(Dataset excerpt)
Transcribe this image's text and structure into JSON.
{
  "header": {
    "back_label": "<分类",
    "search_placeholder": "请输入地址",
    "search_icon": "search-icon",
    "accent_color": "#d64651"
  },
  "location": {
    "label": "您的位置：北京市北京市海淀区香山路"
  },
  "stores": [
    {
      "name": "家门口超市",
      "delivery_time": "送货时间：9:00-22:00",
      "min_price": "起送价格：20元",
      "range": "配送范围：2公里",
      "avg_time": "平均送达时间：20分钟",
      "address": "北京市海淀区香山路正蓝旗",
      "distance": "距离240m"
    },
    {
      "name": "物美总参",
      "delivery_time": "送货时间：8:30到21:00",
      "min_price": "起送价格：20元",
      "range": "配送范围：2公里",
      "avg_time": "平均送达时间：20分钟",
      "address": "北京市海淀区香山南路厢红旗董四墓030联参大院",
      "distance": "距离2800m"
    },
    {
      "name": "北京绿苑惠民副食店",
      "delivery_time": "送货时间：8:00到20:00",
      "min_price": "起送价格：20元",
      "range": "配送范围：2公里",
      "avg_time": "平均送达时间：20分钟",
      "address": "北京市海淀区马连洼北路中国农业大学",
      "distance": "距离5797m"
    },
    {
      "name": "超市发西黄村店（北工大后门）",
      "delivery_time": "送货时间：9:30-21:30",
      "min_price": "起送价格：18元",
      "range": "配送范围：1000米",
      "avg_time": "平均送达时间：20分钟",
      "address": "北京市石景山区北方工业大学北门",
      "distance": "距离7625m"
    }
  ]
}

STATED PROBLEM
Reproduce every record above exactly as it appears.

THE ANSWER
Transcribe this image's text and structure into JSON.
{
  "header": {
    "back_label": "<分类",
    "search_placeholder": "请输入地址",
    "search_icon": "search-icon",
    "accent_color": "#d64651"
  },
  "location": {
    "label": "您的位置：北京市北京市海淀区香山路"
  },
  "stores": [
    {
      "name": "家门口超市",
      "delivery_time": "送货时间：9:00-22:00",
      "min_price": "起送价格：20元",
      "range": "配送范围：2公里",
      "avg_time": "平均送达时间：20分钟",
      "address": "北京市海淀区香山路正蓝旗",
      "distance": "距离240m"
    },
    {
      "name": "物美总参",
      "delivery_time": "送货时间：8:30到21:00",
      "min_price": "起送价格：20元",
      "range": "配送范围：2公里",
      "avg_time": "平均送达时间：20分钟",
      "address": "北京市海淀区香山南路厢红旗董四墓030联参大院",
      "distance": "距离2800m"
    },
    {
      "name": "北京绿苑惠民副食店",
      "delivery_time": "送货时间：8:00到20:00",
      "min_price": "起送价格：20元",
      "range": "配送范围：2公里",
      "avg_time": "平均送达时间：20分钟",
      "address": "北京市海淀区马连洼北路中国农业大学",
      "distance": "距离5797m"
    },
    {
      "name": "超市发西黄村店（北工大后门）",
      "delivery_time": "送货时间：9:30-21:30",
      "min_price": "起送价格：18元",
      "range": "配送范围：1000米",
      "avg_time": "平均送达时间：20分钟",
      "address": "北京市石景山区北方工业大学北门",
      "distance": "距离7625m"
    }
  ]
}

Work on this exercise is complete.